→ GIVEN PROBLEM
Repeat every record below exactly as written.

→ RECORDS PROVIDED

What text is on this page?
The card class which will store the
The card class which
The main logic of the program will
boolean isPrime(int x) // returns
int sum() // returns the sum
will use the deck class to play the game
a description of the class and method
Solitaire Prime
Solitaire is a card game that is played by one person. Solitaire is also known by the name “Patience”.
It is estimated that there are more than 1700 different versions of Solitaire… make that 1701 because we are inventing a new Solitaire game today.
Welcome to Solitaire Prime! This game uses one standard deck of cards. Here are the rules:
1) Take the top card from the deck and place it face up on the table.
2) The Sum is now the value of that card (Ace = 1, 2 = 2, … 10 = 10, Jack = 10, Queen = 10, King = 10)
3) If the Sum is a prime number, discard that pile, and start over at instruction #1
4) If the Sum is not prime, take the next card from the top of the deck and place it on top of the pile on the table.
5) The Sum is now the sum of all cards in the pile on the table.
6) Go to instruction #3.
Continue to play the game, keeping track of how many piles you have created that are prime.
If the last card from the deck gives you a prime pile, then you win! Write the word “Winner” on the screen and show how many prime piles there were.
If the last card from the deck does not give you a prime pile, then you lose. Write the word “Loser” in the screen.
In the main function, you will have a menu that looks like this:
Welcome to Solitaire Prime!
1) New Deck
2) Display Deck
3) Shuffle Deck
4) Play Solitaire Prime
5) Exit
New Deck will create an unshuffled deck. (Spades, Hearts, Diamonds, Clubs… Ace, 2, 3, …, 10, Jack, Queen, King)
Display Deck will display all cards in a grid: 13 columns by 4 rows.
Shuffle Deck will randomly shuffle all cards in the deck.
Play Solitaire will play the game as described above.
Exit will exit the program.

→ CORRECT RESPONSE
What text is on this page?
The card class which will store the
The card class which
The main logic of the program will
boolean isPrime(int x) // returns
int sum() // returns the sum
will use the deck class to play the game
a description of the class and method
Solitaire Prime
Solitaire is a card game that is played by one person. Solitaire is also known by the name “Patience”.
It is estimated that there are more than 1700 different versions of Solitaire… make that 1701 because we are inventing a new Solitaire game today.
Welcome to Solitaire Prime! This game uses one standard deck of cards. Here are the rules:
1) Take the top card from the deck and place it face up on the table.
2) The Sum is now the value of that card (Ace = 1, 2 = 2, … 10 = 10, Jack = 10, Queen = 10, King = 10)
3) If the Sum is a prime number, discard that pile, and start over at instruction #1
4) If the Sum is not prime, take the next card from the top of the deck and place it on top of the pile on the table.
5) The Sum is now the sum of all cards in the pile on the table.
6) Go to instruction #3.
Continue to play the game, keeping track of how many piles you have created that are prime.
If the last card from the deck gives you a prime pile, then you win! Write the word “Winner” on the screen and show how many prime piles there were.
If the last card from the deck does not give you a prime pile, then you lose. Write the word “Loser” in the screen.
In the main function, you will have a menu that looks like this:
Welcome to Solitaire Prime!
1) New Deck
2) Display Deck
3) Shuffle Deck
4) Play Solitaire Prime
5) Exit
New Deck will create an unshuffled deck. (Spades, Hearts, Diamonds, Clubs… Ace, 2, 3, …, 10, Jack, Queen, King)
Display Deck will display all cards in a grid: 13 columns by 4 rows.
Shuffle Deck will randomly shuffle all cards in the deck.
Play Solitaire will play the game as described above.
Exit will exit the program.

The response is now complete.